_Working data:_

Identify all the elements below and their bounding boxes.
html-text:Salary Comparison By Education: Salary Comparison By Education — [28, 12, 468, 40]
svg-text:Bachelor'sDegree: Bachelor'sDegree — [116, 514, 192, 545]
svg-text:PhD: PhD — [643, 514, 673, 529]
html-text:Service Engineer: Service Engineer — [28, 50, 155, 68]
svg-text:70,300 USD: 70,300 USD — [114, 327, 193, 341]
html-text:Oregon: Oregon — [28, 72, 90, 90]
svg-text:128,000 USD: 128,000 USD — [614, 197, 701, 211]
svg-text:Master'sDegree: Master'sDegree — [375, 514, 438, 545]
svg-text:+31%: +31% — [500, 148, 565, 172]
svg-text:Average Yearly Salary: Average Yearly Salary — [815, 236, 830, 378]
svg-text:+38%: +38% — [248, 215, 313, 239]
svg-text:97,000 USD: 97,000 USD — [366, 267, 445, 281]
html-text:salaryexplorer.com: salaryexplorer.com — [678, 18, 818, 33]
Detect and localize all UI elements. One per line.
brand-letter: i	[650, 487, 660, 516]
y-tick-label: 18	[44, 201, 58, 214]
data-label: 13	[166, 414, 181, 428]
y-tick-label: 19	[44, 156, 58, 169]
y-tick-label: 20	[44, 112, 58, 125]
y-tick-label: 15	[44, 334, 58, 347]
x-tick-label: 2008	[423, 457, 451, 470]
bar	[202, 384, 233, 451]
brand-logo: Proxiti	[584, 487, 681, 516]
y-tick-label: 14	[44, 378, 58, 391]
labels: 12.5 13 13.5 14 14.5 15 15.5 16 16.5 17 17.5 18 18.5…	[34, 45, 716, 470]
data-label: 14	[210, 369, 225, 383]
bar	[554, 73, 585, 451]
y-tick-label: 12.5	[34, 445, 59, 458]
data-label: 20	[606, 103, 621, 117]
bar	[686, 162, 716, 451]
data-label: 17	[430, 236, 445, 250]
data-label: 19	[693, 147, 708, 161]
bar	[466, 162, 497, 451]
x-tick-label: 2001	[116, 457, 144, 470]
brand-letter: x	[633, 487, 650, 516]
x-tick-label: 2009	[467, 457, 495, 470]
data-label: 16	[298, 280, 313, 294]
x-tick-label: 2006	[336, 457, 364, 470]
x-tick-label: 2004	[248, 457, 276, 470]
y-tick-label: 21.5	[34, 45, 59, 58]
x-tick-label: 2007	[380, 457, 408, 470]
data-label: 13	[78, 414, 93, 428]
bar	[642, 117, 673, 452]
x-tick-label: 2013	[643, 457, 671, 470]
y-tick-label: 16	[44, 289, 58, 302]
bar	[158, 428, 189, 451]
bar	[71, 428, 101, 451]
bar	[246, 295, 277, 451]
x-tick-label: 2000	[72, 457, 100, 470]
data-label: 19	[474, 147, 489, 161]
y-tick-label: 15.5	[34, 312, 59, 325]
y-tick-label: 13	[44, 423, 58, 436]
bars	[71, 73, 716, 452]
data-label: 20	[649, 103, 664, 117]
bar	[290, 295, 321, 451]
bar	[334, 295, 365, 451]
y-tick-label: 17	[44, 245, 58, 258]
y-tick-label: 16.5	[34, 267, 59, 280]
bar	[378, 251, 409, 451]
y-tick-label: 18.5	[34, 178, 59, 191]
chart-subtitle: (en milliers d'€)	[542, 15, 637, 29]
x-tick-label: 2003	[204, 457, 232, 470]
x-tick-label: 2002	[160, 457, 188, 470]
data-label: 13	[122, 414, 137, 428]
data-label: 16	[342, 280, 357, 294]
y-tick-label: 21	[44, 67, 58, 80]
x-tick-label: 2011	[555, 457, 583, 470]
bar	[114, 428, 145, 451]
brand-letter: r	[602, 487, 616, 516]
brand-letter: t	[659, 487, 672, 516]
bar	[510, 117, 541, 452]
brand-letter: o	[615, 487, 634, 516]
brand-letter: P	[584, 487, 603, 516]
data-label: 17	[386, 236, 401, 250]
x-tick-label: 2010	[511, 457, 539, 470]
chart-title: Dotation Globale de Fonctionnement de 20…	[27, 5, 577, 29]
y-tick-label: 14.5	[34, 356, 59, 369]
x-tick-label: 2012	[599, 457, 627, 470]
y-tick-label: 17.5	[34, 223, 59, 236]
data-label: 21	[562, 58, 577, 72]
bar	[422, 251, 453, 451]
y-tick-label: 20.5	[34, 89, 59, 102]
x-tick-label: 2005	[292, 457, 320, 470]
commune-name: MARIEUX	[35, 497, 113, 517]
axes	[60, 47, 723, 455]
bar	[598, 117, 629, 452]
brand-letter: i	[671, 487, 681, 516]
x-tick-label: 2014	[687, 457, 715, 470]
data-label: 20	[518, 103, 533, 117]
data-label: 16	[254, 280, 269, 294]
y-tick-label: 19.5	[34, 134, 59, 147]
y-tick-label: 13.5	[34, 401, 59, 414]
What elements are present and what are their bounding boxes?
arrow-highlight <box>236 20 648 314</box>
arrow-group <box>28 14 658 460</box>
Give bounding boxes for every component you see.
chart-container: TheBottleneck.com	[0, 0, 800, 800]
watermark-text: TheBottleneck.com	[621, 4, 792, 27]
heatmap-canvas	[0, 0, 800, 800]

_Problem:_ Render the material above as a Markdown table with one row per line, skipping blank lines. Use the columns "Row" and "Material line".

_Final answer:_
| Row | Material line |
|---|---|
| 1 | Identify all the elements below and their bounding boxes. |
| 2 | html-text:Salary Comparison By Education: Salary Comparison By Education — [28, 12, 468, 40] |
| 3 | svg-text:Bachelor'sDegree: Bachelor'sDegree — [116, 514, 192, 545] |
| 4 | svg-text:PhD: PhD — [643, 514, 673, 529] |
| 5 | html-text:Service Engineer: Service Engineer — [28, 50, 155, 68] |
| 6 | svg-text:70,300 USD: 70,300 USD — [114, 327, 193, 341] |
| 7 | html-text:Oregon: Oregon — [28, 72, 90, 90] |
| 8 | svg-text:128,000 USD: 128,000 USD — [614, 197, 701, 211] |
| 9 | svg-text:Master'sDegree: Master'sDegree — [375, 514, 438, 545] |
| 10 | svg-text:+31%: +31% — [500, 148, 565, 172] |
| 11 | svg-text:Average Yearly Salary: Average Yearly Salary — [815, 236, 830, 378] |
| 12 | svg-text:+38%: +38% — [248, 215, 313, 239] |
| 13 | svg-text:97,000 USD: 97,000 USD — [366, 267, 445, 281] |
| 14 | html-text:salaryexplorer.com: salaryexplorer.com — [678, 18, 818, 33] |
| 15 | Detect and localize all UI elements. One per line. |
| 16 | brand-letter: i	[650, 487, 660, 516] |
| 17 | y-tick-label: 18	[44, 201, 58, 214] |
| 18 | data-label: 13	[166, 414, 181, 428] |
| 19 | y-tick-label: 19	[44, 156, 58, 169] |
| 20 | y-tick-label: 20	[44, 112, 58, 125] |
| 21 | y-tick-label: 15	[44, 334, 58, 347] |
| 22 | x-tick-label: 2008	[423, 457, 451, 470] |
| 23 | bar	[202, 384, 233, 451] |
| 24 | brand-logo: Proxiti	[584, 487, 681, 516] |
| 25 | y-tick-label: 14	[44, 378, 58, 391] |
| 26 | labels: 12.5 13 13.5 14 14.5 15 15.5 16 16.5 17 17.5 18 18.5…	[34, 45, 716, 470] |
| 27 | data-label: 14	[210, 369, 225, 383] |
| 28 | bar	[554, 73, 585, 451] |
| 29 | y-tick-label: 12.5	[34, 445, 59, 458] |
| 30 | data-label: 20	[606, 103, 621, 117] |
| 31 | bar	[686, 162, 716, 451] |
| 32 | data-label: 17	[430, 236, 445, 250] |
| 33 | data-label: 19	[693, 147, 708, 161] |
| 34 | bar	[466, 162, 497, 451] |
| 35 | x-tick-label: 2001	[116, 457, 144, 470] |
| 36 | brand-letter: x	[633, 487, 650, 516] |
| 37 | x-tick-label: 2009	[467, 457, 495, 470] |
| 38 | data-label: 16	[298, 280, 313, 294] |
| 39 | x-tick-label: 2006	[336, 457, 364, 470] |
| 40 | x-tick-label: 2004	[248, 457, 276, 470] |
| 41 | y-tick-label: 21.5	[34, 45, 59, 58] |
| 42 | x-tick-label: 2007	[380, 457, 408, 470] |
| 43 | data-label: 13	[78, 414, 93, 428] |
| 44 | bar	[642, 117, 673, 452] |
| 45 | x-tick-label: 2013	[643, 457, 671, 470] |
| 46 | y-tick-label: 16	[44, 289, 58, 302] |
| 47 | bar	[158, 428, 189, 451] |
| 48 | bar	[71, 428, 101, 451] |
| 49 | bar	[246, 295, 277, 451] |
| 50 | x-tick-label: 2000	[72, 457, 100, 470] |
| 51 | data-label: 19	[474, 147, 489, 161] |
| 52 | y-tick-label: 15.5	[34, 312, 59, 325] |
| 53 | y-tick-label: 13	[44, 423, 58, 436] |
| 54 | bars	[71, 73, 716, 452] |
| 55 | data-label: 20	[649, 103, 664, 117] |
| 56 | bar	[290, 295, 321, 451] |
| 57 | bar	[334, 295, 365, 451] |
| 58 | y-tick-label: 17	[44, 245, 58, 258] |
| 59 | y-tick-label: 16.5	[34, 267, 59, 280] |
| 60 | bar	[378, 251, 409, 451] |
| 61 | y-tick-label: 18.5	[34, 178, 59, 191] |
| 62 | chart-subtitle: (en milliers d'€)	[542, 15, 637, 29] |
| 63 | x-tick-label: 2003	[204, 457, 232, 470] |
| 64 | x-tick-label: 2002	[160, 457, 188, 470] |
| 65 | data-label: 13	[122, 414, 137, 428] |
| 66 | data-label: 16	[342, 280, 357, 294] |
| 67 | y-tick-label: 21	[44, 67, 58, 80] |
| 68 | x-tick-label: 2011	[555, 457, 583, 470] |
| 69 | bar	[114, 428, 145, 451] |
| 70 | brand-letter: r	[602, 487, 616, 516] |
| 71 | brand-letter: t	[659, 487, 672, 516] |
| 72 | bar	[510, 117, 541, 452] |
| 73 | brand-letter: o	[615, 487, 634, 516] |
| 74 | brand-letter: P	[584, 487, 603, 516] |
| 75 | data-label: 17	[386, 236, 401, 250] |
| 76 | x-tick-label: 2010	[511, 457, 539, 470] |
| 77 | chart-title: Dotation Globale de Fonctionnement de 20…	[27, 5, 577, 29] |
| 78 | y-tick-label: 14.5	[34, 356, 59, 369] |
| 79 | x-tick-label: 2012	[599, 457, 627, 470] |
| 80 | y-tick-label: 17.5	[34, 223, 59, 236] |
| 81 | data-label: 21	[562, 58, 577, 72] |
| 82 | bar	[422, 251, 453, 451] |
| 83 | y-tick-label: 20.5	[34, 89, 59, 102] |
| 84 | x-tick-label: 2005	[292, 457, 320, 470] |
| 85 | commune-name: MARIEUX	[35, 497, 113, 517] |
| 86 | axes	[60, 47, 723, 455] |
| 87 | bar	[598, 117, 629, 452] |
| 88 | brand-letter: i	[671, 487, 681, 516] |
| 89 | x-tick-label: 2014	[687, 457, 715, 470] |
| 90 | data-label: 20	[518, 103, 533, 117] |
| 91 | data-label: 16	[254, 280, 269, 294] |
| 92 | y-tick-label: 19.5	[34, 134, 59, 147] |
| 93 | y-tick-label: 13.5	[34, 401, 59, 414] |
| 94 | What elements are present and what are their bounding boxes? |
| 95 | arrow-highlight <box>236 20 648 314</box> |
| 96 | arrow-group <box>28 14 658 460</box> |
| 97 | Give bounding boxes for every component you see. |
| 98 | chart-container: TheBottleneck.com	[0, 0, 800, 800] |
| 99 | watermark-text: TheBottleneck.com	[621, 4, 792, 27] |
| 100 | heatmap-canvas	[0, 0, 800, 800] |